Objective:
Identify every line in the records below that contains the word "semi", and copy each of those lines.

Excerpted records:
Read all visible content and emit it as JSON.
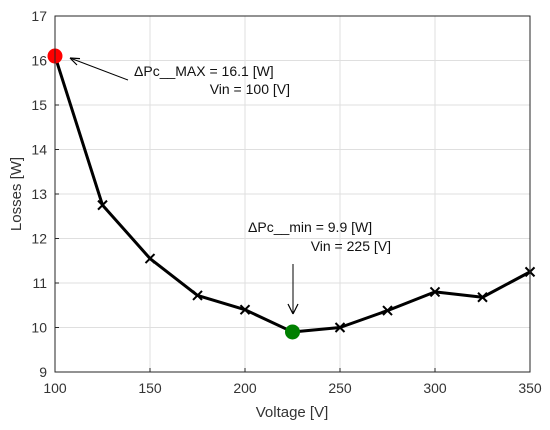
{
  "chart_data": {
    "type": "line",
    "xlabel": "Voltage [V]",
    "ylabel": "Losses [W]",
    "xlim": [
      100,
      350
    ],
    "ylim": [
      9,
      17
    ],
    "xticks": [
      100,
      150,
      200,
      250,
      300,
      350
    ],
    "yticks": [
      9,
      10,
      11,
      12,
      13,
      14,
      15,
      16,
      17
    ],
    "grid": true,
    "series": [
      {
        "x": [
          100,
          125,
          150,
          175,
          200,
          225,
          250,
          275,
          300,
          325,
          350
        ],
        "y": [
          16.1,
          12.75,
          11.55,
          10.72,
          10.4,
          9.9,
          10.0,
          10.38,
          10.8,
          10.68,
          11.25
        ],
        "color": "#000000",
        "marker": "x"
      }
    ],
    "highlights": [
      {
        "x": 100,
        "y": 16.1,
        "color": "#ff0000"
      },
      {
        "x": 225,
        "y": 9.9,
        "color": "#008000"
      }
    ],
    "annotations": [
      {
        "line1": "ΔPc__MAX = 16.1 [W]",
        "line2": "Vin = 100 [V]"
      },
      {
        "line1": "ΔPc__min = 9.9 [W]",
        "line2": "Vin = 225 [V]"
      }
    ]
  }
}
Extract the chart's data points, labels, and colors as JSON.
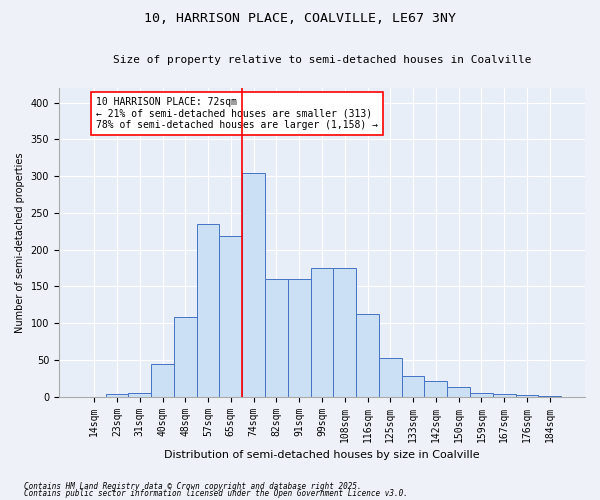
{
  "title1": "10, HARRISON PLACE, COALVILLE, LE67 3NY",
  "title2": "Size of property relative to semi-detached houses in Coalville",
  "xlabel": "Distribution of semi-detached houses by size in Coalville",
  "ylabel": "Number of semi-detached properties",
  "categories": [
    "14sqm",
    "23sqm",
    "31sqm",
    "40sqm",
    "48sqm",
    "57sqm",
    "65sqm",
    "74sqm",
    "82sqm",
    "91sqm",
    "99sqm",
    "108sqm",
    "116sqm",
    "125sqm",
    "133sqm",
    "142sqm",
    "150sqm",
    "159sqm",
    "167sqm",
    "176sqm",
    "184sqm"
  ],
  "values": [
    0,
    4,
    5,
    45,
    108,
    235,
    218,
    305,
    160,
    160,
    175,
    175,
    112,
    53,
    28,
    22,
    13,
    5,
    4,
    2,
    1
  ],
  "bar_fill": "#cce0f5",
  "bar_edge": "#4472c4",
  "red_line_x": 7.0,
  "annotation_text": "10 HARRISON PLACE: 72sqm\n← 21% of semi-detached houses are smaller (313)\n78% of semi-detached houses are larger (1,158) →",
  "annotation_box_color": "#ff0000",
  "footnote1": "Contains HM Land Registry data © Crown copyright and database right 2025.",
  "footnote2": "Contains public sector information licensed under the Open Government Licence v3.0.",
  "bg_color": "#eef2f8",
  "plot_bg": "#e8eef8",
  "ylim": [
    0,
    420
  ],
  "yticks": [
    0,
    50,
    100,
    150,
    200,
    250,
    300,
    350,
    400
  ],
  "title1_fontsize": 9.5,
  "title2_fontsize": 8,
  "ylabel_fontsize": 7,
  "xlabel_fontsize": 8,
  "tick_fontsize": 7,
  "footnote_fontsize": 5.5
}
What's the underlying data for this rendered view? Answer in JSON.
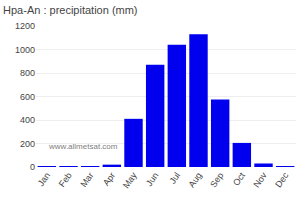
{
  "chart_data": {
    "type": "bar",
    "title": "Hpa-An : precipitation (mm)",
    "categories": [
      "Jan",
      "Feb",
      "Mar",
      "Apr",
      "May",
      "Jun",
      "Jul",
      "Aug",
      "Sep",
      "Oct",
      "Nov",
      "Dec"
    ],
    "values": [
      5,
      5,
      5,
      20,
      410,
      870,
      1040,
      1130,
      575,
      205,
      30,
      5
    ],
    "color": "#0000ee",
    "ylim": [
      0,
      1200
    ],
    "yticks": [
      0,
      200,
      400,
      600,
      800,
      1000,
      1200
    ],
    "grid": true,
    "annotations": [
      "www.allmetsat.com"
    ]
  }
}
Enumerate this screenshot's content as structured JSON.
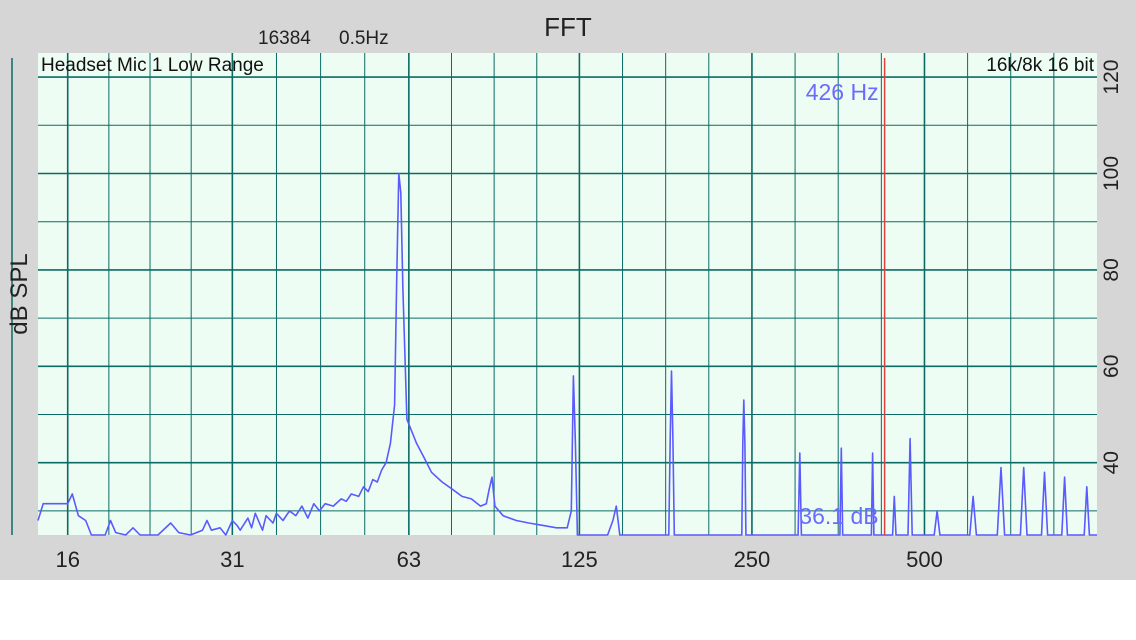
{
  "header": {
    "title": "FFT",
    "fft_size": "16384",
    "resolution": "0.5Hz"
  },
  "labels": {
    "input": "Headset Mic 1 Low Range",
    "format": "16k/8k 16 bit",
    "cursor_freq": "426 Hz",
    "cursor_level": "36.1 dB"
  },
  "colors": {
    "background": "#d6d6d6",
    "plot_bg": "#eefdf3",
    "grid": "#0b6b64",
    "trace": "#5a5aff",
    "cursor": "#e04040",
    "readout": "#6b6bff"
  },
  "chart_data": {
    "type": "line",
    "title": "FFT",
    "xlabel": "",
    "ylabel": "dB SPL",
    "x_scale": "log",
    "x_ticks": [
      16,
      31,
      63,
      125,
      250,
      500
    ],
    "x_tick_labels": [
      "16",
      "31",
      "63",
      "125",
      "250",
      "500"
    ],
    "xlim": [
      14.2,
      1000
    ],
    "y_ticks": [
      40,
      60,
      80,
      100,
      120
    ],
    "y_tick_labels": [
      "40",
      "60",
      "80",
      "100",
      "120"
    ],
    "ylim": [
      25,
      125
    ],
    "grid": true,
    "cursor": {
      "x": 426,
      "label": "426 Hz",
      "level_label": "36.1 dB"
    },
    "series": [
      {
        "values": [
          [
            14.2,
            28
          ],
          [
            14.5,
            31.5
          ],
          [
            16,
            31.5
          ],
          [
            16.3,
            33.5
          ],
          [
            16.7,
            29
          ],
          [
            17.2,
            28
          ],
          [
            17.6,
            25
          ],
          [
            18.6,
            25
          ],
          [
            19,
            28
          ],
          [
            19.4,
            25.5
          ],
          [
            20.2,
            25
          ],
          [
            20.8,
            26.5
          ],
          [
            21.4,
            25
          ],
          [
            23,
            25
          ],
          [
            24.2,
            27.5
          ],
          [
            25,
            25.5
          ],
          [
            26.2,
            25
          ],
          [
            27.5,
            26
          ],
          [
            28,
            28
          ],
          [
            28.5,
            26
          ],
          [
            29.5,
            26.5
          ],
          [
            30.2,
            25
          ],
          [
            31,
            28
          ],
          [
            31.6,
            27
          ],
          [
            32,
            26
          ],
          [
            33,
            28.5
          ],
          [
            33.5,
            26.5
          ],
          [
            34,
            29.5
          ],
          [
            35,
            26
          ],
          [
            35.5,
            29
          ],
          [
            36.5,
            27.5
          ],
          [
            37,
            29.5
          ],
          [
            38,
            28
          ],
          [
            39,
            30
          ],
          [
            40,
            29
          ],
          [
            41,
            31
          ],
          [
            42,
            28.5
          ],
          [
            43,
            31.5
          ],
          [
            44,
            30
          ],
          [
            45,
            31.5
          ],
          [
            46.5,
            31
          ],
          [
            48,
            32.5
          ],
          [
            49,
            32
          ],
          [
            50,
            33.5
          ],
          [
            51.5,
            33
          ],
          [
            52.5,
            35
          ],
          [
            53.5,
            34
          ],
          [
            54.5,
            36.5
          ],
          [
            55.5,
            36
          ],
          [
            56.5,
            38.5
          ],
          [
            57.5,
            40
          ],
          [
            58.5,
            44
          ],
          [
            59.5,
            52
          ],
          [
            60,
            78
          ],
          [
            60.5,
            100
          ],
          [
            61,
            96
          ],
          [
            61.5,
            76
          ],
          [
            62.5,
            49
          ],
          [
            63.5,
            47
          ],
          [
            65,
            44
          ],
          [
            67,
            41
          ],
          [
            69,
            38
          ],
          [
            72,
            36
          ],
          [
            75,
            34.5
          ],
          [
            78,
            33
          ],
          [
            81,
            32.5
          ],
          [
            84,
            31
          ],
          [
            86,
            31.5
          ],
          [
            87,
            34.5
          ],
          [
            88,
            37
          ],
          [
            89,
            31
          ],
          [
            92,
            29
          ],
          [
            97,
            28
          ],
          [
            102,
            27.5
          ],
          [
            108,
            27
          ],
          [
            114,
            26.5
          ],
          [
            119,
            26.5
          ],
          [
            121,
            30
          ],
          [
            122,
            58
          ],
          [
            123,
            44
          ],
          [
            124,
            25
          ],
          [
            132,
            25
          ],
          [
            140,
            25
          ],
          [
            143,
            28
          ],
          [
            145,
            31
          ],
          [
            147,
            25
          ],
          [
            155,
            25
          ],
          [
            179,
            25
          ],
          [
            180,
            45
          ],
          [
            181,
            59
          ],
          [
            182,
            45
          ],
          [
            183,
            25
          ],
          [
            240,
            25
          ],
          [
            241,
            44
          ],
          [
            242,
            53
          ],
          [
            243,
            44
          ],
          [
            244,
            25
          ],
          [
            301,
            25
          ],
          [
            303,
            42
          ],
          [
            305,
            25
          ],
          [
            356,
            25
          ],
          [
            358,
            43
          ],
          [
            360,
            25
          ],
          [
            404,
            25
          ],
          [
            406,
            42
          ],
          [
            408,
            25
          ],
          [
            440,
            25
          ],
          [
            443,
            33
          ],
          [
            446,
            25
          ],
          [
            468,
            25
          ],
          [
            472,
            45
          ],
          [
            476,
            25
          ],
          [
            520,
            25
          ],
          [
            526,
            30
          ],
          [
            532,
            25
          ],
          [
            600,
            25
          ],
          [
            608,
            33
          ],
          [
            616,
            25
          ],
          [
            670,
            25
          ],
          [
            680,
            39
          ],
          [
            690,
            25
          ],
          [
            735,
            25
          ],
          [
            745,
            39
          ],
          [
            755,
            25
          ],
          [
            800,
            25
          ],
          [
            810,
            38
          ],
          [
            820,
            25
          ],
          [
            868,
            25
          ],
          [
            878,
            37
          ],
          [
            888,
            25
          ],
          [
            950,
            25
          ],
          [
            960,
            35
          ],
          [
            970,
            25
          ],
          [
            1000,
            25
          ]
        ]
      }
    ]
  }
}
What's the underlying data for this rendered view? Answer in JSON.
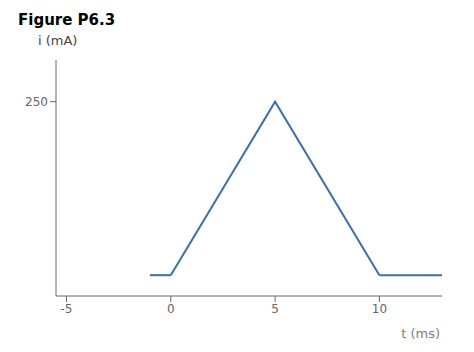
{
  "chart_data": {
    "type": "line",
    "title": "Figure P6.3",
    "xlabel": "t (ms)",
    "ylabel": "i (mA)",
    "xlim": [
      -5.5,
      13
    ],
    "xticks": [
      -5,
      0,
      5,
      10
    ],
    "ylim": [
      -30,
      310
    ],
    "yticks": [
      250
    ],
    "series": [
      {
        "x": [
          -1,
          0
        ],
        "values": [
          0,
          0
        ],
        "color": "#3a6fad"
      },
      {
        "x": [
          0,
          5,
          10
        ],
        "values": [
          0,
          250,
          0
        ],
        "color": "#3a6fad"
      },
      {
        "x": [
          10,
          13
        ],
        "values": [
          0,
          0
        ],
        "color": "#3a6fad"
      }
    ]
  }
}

Expected output:
  "title2": "Size of property relative to semi-detached houses in Coalville",
  "xlabel": "Distribution of semi-detached houses by size in Coalville",
  "ylabel": "Number of semi-detached properties",
  "annotation_text": "10 HARRISON PLACE: 72sqm\n← 21% of semi-detached houses are smaller (313)\n78% of semi-detached houses are larger (1,158) →",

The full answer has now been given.